--- start of LISTING ---

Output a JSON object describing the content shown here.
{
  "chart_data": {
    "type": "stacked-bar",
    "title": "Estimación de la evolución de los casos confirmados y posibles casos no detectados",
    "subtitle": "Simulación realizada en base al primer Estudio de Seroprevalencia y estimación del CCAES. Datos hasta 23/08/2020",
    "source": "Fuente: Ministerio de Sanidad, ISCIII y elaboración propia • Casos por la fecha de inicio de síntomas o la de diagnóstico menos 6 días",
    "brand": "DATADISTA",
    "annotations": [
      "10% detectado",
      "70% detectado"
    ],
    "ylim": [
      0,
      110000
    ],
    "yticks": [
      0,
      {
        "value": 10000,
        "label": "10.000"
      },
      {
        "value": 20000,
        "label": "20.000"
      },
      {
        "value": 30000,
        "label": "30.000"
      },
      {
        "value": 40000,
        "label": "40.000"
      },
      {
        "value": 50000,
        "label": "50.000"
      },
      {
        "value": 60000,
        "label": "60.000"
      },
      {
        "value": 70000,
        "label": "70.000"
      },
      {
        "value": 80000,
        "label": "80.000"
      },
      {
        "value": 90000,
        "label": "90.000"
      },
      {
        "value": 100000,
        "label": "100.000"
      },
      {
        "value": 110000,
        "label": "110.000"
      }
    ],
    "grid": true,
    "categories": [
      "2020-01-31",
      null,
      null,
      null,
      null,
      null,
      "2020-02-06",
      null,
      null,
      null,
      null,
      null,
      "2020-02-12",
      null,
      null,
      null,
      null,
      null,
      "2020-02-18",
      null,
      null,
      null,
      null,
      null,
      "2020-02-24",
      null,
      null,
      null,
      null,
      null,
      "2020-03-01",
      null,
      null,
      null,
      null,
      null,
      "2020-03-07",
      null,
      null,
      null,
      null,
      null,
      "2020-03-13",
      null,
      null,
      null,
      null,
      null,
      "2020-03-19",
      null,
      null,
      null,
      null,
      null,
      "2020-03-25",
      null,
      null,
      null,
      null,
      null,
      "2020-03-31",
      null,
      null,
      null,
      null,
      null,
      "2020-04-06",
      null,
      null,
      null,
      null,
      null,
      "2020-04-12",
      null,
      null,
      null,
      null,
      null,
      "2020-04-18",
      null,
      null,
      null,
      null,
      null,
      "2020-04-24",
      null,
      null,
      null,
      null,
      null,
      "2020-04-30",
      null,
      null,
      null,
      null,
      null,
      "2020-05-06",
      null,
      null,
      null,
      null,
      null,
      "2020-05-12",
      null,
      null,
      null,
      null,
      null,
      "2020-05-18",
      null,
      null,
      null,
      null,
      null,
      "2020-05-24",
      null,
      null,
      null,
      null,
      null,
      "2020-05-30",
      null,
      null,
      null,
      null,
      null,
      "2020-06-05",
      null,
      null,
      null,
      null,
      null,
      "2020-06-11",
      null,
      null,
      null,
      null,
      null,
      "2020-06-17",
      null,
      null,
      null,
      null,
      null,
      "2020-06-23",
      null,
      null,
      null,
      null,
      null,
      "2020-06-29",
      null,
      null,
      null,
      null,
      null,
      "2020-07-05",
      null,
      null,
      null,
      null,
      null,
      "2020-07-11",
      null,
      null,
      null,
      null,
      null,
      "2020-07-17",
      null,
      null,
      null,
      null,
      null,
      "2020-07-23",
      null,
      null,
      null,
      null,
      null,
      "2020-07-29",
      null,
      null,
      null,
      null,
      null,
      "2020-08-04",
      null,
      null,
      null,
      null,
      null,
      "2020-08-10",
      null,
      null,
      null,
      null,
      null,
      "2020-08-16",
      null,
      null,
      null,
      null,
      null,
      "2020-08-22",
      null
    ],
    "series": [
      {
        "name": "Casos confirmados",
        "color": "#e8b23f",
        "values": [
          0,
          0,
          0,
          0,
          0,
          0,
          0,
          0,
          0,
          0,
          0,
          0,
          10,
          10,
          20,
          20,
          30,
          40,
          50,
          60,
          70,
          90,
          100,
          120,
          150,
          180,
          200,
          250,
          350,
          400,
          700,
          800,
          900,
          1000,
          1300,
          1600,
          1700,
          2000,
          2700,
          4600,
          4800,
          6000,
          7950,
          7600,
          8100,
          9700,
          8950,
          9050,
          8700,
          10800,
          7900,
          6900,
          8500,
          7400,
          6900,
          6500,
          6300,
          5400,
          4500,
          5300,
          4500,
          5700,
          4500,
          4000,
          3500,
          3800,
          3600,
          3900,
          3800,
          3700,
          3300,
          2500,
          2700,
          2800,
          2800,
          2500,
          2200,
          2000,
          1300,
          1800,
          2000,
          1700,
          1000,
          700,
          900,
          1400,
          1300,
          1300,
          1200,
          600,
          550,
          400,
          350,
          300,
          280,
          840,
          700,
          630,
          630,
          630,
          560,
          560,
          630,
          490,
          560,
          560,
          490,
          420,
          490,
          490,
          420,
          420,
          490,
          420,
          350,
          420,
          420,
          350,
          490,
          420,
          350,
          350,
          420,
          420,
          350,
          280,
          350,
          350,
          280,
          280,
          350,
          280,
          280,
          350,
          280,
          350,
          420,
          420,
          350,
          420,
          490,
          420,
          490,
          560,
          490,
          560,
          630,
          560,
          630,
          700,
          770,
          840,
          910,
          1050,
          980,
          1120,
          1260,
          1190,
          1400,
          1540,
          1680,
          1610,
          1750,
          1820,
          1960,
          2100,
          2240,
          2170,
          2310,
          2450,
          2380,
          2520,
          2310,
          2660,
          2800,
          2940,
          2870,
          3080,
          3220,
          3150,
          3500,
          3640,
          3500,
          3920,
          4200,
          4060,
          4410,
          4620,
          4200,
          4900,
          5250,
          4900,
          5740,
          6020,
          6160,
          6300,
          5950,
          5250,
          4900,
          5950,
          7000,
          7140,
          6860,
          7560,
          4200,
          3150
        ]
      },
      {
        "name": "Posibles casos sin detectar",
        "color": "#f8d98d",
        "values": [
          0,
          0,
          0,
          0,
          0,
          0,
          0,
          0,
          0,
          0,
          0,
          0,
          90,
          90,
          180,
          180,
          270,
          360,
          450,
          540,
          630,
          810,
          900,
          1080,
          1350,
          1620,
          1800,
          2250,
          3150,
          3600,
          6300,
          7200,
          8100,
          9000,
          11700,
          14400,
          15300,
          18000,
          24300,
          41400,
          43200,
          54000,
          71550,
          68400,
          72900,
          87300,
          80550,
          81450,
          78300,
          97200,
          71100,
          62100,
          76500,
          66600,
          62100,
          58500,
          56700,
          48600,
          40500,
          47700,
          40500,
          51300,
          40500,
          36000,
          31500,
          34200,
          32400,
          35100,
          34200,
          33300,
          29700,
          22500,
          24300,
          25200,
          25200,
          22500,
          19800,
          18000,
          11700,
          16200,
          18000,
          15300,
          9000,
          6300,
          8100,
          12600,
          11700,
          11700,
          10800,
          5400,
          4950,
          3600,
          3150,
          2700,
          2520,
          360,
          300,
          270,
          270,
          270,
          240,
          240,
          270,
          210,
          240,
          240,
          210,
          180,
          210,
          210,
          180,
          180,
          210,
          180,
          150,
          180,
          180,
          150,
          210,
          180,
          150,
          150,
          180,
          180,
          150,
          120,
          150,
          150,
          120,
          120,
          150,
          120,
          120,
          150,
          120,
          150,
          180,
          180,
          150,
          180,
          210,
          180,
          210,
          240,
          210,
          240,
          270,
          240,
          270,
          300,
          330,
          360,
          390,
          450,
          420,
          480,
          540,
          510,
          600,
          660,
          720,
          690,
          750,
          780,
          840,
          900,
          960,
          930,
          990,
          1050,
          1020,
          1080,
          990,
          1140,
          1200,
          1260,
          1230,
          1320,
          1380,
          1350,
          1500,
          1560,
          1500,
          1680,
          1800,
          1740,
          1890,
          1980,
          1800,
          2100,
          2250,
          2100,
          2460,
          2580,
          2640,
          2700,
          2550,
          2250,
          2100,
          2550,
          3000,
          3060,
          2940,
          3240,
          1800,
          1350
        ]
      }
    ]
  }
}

--- end of LISTING ---

# [WHAT THE EXERCISE ASKS]
Pick out every line above that holds the word "label" and copy it.

# [SOLUTION FOR THIS TASK]
        "label": "10.000"
        "label": "20.000"
        "label": "30.000"
        "label": "40.000"
        "label": "50.000"
        "label": "60.000"
        "label": "70.000"
        "label": "80.000"
        "label": "90.000"
        "label": "100.000"
        "label": "110.000"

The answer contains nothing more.